> **Work instructions**
1. From the abstract on kidney injury after heart attack, copy the passage that begins at the words "We sought to" and stops after "failure, or stroke).".
2. In the abstract on kidney injury after heart attack, recast the paragraph beginning "Methods: Retrospective parallel cohort" as a short bulleted list that keeps its main facts.

Effect of Community Acquired AKI on Long Term Outcomes in Patients Presenting with an Acute Myocardial Infarction

Session Information

Category: Acute Kidney Injury

  • 003 AKI: Clinical and Translational


  • Mathew, Roy, William Jennings Bryan Dorn VAMC, Blythewood, South Carolina, United States
  • Sidhu, Mandeep S., Albany Medical College, Stratton VAMC, Albany Medical Center, Albany, New York, United States
  • Othersen, Jennifer, WJB Dorn VA Medical Center, Columbia, South Carolina, United States
  • Moran, Robert R, USC , Columbia, South Carolina, United States
  • Asif, Arif, Jersey Shore University Medical Center, Neptune, New Jersey, United States
  • Bangalore, Sripal, New York University School of Medicine, New York, New York, United States

We sought to examine long-term outcomes in patients admitted for a myocardial infarction (MI) based on whether they experienced community acquired acute kidney injury (CAAKI), hospital acquired acute kidney injury (HAAKI), or no acute kidney injury (no AKI).


Methods: Retrospective parallel cohort analysis of Veterans admitted for acute MI between 2005 and 2008. Data was obtained from the corporate data warehouse (CDW) using the VA Informatics and Computing Infrastructure (VINCI) computing environment. AKI was determined by assessing for changes in serum creatinine according to the KDIGO AKI classification system. Outcomes were death, hospitalization for cardiovascular (CV) events (MI, congestive heart failure, or stroke).


Results: 11,580 patients with an MI were identified. Of these patients 15.1% had CAAKI, 14.5% had HAAKI and 70.4% had no AKI. Patients who developed AKI (CAAKI or HAAKI) were older, and had greater number of comorbidities as well as severity of initial admission (ICU stay, ventilation requirement or dialysis requirement) than no AKI. Patients with CAAKI were less likely to get cardiac catheterization during admission than those with HAAKI or no AKI (44.7%, 57.9%, 67.3%, respectively, p<0.001). Mortality was higher in both AKI groups as compared to the no AKI group at 5 year follow-up (adjusted HR and 95%CI: CAAKI 1.96, 1.83-2.09; HAAKI 1.60, 1.50-1.72). Patients with AKI (CA or HA) were more likely to have a repeat CV hospitalization than patients with no AKI (CAAKI adjusted HR 1.14 p=0.004; HAAKI adjusted HR 1.11, p=0.02; no difference between AKI groups).


Conclusions: In patients admitted with an acute MI, the presence of CAAKI was associated with long term outcomes as poor as HAAKI. Further research is needed to understand these associations.

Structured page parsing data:
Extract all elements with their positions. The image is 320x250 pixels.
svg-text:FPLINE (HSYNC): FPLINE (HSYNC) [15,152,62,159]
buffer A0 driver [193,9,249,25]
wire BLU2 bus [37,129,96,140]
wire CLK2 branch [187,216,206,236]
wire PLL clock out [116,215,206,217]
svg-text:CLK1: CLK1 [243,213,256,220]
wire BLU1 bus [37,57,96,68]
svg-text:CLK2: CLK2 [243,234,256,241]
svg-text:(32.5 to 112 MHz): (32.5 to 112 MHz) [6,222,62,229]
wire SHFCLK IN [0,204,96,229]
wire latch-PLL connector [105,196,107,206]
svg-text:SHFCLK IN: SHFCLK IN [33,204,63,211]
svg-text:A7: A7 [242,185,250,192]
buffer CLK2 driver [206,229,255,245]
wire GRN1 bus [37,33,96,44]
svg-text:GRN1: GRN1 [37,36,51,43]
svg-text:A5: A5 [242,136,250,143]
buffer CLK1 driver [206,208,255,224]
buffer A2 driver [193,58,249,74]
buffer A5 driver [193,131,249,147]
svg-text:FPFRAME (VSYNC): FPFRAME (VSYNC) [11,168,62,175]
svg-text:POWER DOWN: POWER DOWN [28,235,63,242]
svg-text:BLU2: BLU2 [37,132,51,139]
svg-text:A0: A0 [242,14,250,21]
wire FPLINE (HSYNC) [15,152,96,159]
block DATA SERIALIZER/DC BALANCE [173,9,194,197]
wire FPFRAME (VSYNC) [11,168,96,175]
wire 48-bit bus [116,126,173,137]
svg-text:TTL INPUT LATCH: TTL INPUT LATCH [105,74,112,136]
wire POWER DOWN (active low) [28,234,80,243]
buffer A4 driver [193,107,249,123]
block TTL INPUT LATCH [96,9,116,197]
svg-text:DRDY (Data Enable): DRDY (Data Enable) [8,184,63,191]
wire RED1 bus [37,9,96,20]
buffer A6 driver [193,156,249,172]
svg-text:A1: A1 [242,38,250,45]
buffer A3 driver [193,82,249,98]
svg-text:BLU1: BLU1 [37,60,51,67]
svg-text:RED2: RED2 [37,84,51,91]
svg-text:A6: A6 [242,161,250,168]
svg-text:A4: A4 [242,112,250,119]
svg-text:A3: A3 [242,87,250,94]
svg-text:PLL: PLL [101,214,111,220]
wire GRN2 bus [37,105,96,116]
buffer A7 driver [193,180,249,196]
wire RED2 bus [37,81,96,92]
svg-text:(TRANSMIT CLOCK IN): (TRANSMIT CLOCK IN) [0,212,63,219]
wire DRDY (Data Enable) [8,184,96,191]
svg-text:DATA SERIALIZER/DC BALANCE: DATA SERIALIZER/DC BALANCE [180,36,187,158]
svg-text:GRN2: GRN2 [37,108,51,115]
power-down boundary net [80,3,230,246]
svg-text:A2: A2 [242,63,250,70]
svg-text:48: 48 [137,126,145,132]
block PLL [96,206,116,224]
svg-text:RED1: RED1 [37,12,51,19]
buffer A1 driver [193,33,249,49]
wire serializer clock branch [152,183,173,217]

> **Answers to the exercises**
1.
We sought to examine long-term outcomes in patients admitted for a myocardial infarction (MI) based on whether they experienced community acquired acute kidney injury (CAAKI), hospital acquired acute kidney injury (HAAKI), or no acute kidney injury (no AKI).


Methods: Retrospective parallel cohort analysis of Veterans admitted for acute MI between 2005 and 2008. Data was obtained from the corporate data warehouse (CDW) using the VA Informatics and Computing Infrastructure (VINCI) computing environment. AKI was determined by assessing for changes in serum creatinine according to the KDIGO AKI classification system. Outcomes were death, hospitalization for cardiovascular (CV) events (MI, congestive heart failure, or stroke).

2.
- Design: retrospective parallel cohort analysis of Veterans admitted for acute MI, 2005–2008
- Data source: the corporate data warehouse (CDW), accessed through the VA Informatics and Computing Infrastructure (VINCI)
- AKI definition: changes in serum creatinine under the KDIGO AKI classification system
- Outcomes: death and hospitalization for cardiovascular events (MI, congestive heart failure, or stroke)